◆ Your assignment: Show all lines of the listing that contain the word "Documents".
++++ Data
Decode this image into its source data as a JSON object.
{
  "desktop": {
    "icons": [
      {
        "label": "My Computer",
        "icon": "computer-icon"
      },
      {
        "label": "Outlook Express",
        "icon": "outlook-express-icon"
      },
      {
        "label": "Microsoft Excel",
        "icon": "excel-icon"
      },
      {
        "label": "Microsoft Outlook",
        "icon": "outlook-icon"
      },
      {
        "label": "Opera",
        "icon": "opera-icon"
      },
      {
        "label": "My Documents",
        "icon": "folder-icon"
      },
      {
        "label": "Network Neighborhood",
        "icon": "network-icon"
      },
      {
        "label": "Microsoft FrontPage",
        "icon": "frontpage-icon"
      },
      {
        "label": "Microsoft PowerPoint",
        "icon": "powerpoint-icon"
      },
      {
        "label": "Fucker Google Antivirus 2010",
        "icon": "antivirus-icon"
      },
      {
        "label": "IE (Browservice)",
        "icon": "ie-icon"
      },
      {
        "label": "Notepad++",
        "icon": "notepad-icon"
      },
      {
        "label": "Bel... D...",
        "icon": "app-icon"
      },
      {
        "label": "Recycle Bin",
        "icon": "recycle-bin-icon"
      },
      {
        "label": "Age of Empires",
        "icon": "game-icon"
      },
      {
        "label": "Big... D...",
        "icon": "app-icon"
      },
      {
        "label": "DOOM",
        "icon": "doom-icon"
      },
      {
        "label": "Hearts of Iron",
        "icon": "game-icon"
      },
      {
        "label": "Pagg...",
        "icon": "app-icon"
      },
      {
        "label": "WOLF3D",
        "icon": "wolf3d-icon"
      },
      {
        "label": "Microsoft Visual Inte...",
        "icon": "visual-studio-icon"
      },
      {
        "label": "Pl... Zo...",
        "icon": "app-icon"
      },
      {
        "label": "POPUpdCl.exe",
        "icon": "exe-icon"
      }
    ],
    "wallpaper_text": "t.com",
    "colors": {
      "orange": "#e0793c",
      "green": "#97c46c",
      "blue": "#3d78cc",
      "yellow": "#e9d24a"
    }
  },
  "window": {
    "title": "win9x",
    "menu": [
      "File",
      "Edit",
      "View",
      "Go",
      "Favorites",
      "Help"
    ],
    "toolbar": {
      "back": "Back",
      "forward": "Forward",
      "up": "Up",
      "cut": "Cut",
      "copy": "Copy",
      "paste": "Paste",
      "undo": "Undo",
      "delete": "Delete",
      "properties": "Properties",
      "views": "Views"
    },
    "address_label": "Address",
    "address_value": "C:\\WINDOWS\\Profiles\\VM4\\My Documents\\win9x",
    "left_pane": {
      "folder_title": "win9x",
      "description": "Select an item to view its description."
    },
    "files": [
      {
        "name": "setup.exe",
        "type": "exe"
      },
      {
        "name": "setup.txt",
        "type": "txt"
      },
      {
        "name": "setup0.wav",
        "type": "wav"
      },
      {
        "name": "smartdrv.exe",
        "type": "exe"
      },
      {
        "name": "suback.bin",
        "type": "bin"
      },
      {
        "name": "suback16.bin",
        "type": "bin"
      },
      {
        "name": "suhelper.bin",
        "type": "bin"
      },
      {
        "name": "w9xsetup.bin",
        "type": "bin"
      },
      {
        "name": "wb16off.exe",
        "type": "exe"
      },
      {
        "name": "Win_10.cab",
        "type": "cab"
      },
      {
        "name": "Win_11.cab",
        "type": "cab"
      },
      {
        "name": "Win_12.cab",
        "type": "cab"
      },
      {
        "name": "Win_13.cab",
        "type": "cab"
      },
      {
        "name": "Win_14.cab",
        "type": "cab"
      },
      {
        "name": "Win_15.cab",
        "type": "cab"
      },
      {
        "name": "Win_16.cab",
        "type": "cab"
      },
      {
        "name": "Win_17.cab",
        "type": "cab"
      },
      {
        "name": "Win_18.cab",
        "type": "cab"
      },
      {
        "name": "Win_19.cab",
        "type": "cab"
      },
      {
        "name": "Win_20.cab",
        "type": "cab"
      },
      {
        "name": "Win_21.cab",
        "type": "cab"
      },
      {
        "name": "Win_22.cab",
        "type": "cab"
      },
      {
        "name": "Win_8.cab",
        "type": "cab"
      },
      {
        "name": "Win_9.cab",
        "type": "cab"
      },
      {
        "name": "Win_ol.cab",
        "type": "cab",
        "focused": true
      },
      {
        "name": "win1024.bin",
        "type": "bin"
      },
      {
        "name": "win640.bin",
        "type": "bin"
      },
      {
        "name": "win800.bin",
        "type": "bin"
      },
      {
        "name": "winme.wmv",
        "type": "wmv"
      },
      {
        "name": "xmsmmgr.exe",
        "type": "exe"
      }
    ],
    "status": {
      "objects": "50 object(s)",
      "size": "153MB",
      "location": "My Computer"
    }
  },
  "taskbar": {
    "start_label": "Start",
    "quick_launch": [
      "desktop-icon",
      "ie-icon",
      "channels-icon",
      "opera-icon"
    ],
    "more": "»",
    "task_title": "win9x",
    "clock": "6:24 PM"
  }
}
++++++++
◆ Response to this task:
        "label": "My Documents",
    "address_value": "C:\\WINDOWS\\Profiles\\VM4\\My Documents\\win9x",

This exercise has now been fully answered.